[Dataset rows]
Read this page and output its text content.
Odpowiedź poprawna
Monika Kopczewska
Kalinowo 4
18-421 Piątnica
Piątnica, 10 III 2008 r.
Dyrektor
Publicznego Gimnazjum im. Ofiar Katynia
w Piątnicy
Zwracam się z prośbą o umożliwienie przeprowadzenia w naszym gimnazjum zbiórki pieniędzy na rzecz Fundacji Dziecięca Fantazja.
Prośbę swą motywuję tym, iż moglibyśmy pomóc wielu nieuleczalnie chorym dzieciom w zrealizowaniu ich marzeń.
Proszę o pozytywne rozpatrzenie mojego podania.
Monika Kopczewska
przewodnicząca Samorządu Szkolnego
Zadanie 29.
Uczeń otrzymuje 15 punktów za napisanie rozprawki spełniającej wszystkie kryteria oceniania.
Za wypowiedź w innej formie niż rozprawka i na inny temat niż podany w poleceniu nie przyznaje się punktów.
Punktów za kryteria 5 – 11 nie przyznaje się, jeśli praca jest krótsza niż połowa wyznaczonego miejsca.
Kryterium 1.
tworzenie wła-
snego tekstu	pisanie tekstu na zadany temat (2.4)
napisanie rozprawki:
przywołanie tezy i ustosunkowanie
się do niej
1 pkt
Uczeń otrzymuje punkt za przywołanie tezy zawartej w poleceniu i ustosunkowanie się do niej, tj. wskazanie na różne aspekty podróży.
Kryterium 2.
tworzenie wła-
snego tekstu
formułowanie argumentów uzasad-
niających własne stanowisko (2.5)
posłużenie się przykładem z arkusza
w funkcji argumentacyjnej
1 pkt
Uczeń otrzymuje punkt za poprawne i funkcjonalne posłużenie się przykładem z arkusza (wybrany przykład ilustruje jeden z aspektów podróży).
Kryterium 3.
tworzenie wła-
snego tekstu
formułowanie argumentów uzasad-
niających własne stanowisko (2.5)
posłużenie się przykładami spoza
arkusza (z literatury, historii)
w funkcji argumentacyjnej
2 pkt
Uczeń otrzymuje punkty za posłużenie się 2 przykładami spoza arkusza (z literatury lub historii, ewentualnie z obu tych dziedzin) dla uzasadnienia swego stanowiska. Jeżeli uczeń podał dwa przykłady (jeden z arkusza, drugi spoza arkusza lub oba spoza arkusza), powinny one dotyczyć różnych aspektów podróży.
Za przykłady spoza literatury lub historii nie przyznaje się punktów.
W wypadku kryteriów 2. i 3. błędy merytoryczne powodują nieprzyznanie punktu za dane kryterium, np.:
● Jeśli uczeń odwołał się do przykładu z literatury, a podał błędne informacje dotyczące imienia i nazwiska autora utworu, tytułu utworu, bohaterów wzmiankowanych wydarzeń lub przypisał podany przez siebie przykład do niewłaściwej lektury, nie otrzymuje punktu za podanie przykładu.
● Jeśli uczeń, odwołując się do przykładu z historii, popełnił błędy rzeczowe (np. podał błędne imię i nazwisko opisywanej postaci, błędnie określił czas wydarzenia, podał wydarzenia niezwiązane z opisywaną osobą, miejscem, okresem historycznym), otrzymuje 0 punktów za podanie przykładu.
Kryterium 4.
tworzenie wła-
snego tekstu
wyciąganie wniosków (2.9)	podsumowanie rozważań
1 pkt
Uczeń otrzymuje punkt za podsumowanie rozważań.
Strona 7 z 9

__Direction__. From the records above, extract every entry verbatim.

__Written answer__.
Read this page and output its text content.
Odpowiedź poprawna
Monika Kopczewska
Kalinowo 4
18-421 Piątnica
Piątnica, 10 III 2008 r.
Dyrektor
Publicznego Gimnazjum im. Ofiar Katynia
w Piątnicy
Zwracam się z prośbą o umożliwienie przeprowadzenia w naszym gimnazjum zbiórki pieniędzy na rzecz Fundacji Dziecięca Fantazja.
Prośbę swą motywuję tym, iż moglibyśmy pomóc wielu nieuleczalnie chorym dzieciom w zrealizowaniu ich marzeń.
Proszę o pozytywne rozpatrzenie mojego podania.
Monika Kopczewska
przewodnicząca Samorządu Szkolnego
Zadanie 29.
Uczeń otrzymuje 15 punktów za napisanie rozprawki spełniającej wszystkie kryteria oceniania.
Za wypowiedź w innej formie niż rozprawka i na inny temat niż podany w poleceniu nie przyznaje się punktów.
Punktów za kryteria 5 – 11 nie przyznaje się, jeśli praca jest krótsza niż połowa wyznaczonego miejsca.
Kryterium 1.
tworzenie wła-
snego tekstu	pisanie tekstu na zadany temat (2.4)
napisanie rozprawki:
przywołanie tezy i ustosunkowanie
się do niej
1 pkt
Uczeń otrzymuje punkt za przywołanie tezy zawartej w poleceniu i ustosunkowanie się do niej, tj. wskazanie na różne aspekty podróży.
Kryterium 2.
tworzenie wła-
snego tekstu
formułowanie argumentów uzasad-
niających własne stanowisko (2.5)
posłużenie się przykładem z arkusza
w funkcji argumentacyjnej
1 pkt
Uczeń otrzymuje punkt za poprawne i funkcjonalne posłużenie się przykładem z arkusza (wybrany przykład ilustruje jeden z aspektów podróży).
Kryterium 3.
tworzenie wła-
snego tekstu
formułowanie argumentów uzasad-
niających własne stanowisko (2.5)
posłużenie się przykładami spoza
arkusza (z literatury, historii)
w funkcji argumentacyjnej
2 pkt
Uczeń otrzymuje punkty za posłużenie się 2 przykładami spoza arkusza (z literatury lub historii, ewentualnie z obu tych dziedzin) dla uzasadnienia swego stanowiska. Jeżeli uczeń podał dwa przykłady (jeden z arkusza, drugi spoza arkusza lub oba spoza arkusza), powinny one dotyczyć różnych aspektów podróży.
Za przykłady spoza literatury lub historii nie przyznaje się punktów.
W wypadku kryteriów 2. i 3. błędy merytoryczne powodują nieprzyznanie punktu za dane kryterium, np.:
● Jeśli uczeń odwołał się do przykładu z literatury, a podał błędne informacje dotyczące imienia i nazwiska autora utworu, tytułu utworu, bohaterów wzmiankowanych wydarzeń lub przypisał podany przez siebie przykład do niewłaściwej lektury, nie otrzymuje punktu za podanie przykładu.
● Jeśli uczeń, odwołując się do przykładu z historii, popełnił błędy rzeczowe (np. podał błędne imię i nazwisko opisywanej postaci, błędnie określił czas wydarzenia, podał wydarzenia niezwiązane z opisywaną osobą, miejscem, okresem historycznym), otrzymuje 0 punktów za podanie przykładu.
Kryterium 4.
tworzenie wła-
snego tekstu
wyciąganie wniosków (2.9)	podsumowanie rozważań
1 pkt
Uczeń otrzymuje punkt za podsumowanie rozważań.
Strona 7 z 9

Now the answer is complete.